What you should do:
Write out the material again word for word, dropping any images it holds.

Stored entries

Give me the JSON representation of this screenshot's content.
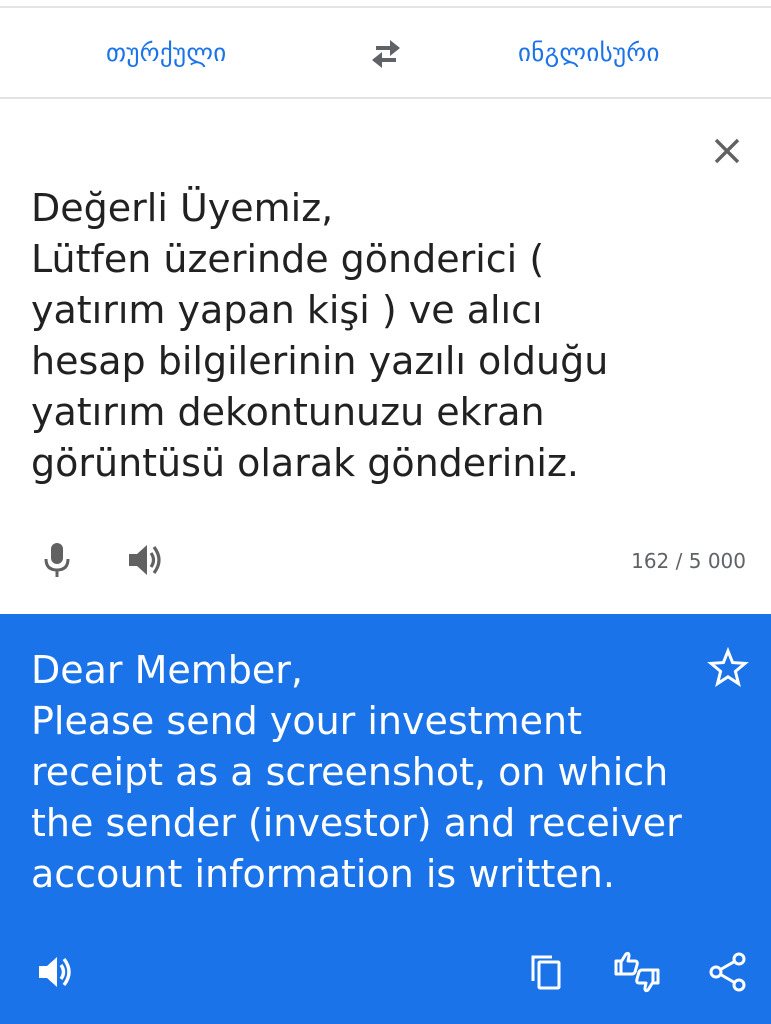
{
  "language_bar": {
    "source_language": "თურქული",
    "target_language": "ინგლისური",
    "swap_icon": "swap-arrows-icon"
  },
  "source": {
    "text": "Değerli Üyemiz,\nLütfen üzerinde gönderici (\nyatırım yapan kişi ) ve alıcı\nhesap bilgilerinin yazılı olduğu\nyatırım dekontunuzu ekran\ngörüntüsü olarak gönderiniz.",
    "char_count": "162 / 5 000",
    "icons": {
      "clear": "close-icon",
      "mic": "microphone-icon",
      "speak": "speaker-icon"
    }
  },
  "result": {
    "text": "Dear Member,\nPlease send your investment\nreceipt as a screenshot, on which\nthe sender (investor) and receiver\naccount information is written.",
    "icons": {
      "star": "star-icon",
      "speak": "speaker-icon",
      "copy": "copy-icon",
      "feedback": "feedback-thumbs-icon",
      "share": "share-icon"
    }
  },
  "colors": {
    "accent": "#1a73e8",
    "text_primary": "#212121",
    "text_secondary": "#5f6368",
    "icon_gray": "#616161",
    "result_text": "#ffffff"
  }
}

Expected answer:
Give me the JSON representation of this screenshot's content.
{
  "language_bar": {
    "source_language": "თურქული",
    "target_language": "ინგლისური",
    "swap_icon": "swap-arrows-icon"
  },
  "source": {
    "text": "Değerli Üyemiz,\nLütfen üzerinde gönderici (\nyatırım yapan kişi ) ve alıcı\nhesap bilgilerinin yazılı olduğu\nyatırım dekontunuzu ekran\ngörüntüsü olarak gönderiniz.",
    "char_count": "162 / 5 000",
    "icons": {
      "clear": "close-icon",
      "mic": "microphone-icon",
      "speak": "speaker-icon"
    }
  },
  "result": {
    "text": "Dear Member,\nPlease send your investment\nreceipt as a screenshot, on which\nthe sender (investor) and receiver\naccount information is written.",
    "icons": {
      "star": "star-icon",
      "speak": "speaker-icon",
      "copy": "copy-icon",
      "feedback": "feedback-thumbs-icon",
      "share": "share-icon"
    }
  },
  "colors": {
    "accent": "#1a73e8",
    "text_primary": "#212121",
    "text_secondary": "#5f6368",
    "icon_gray": "#616161",
    "result_text": "#ffffff"
  }
}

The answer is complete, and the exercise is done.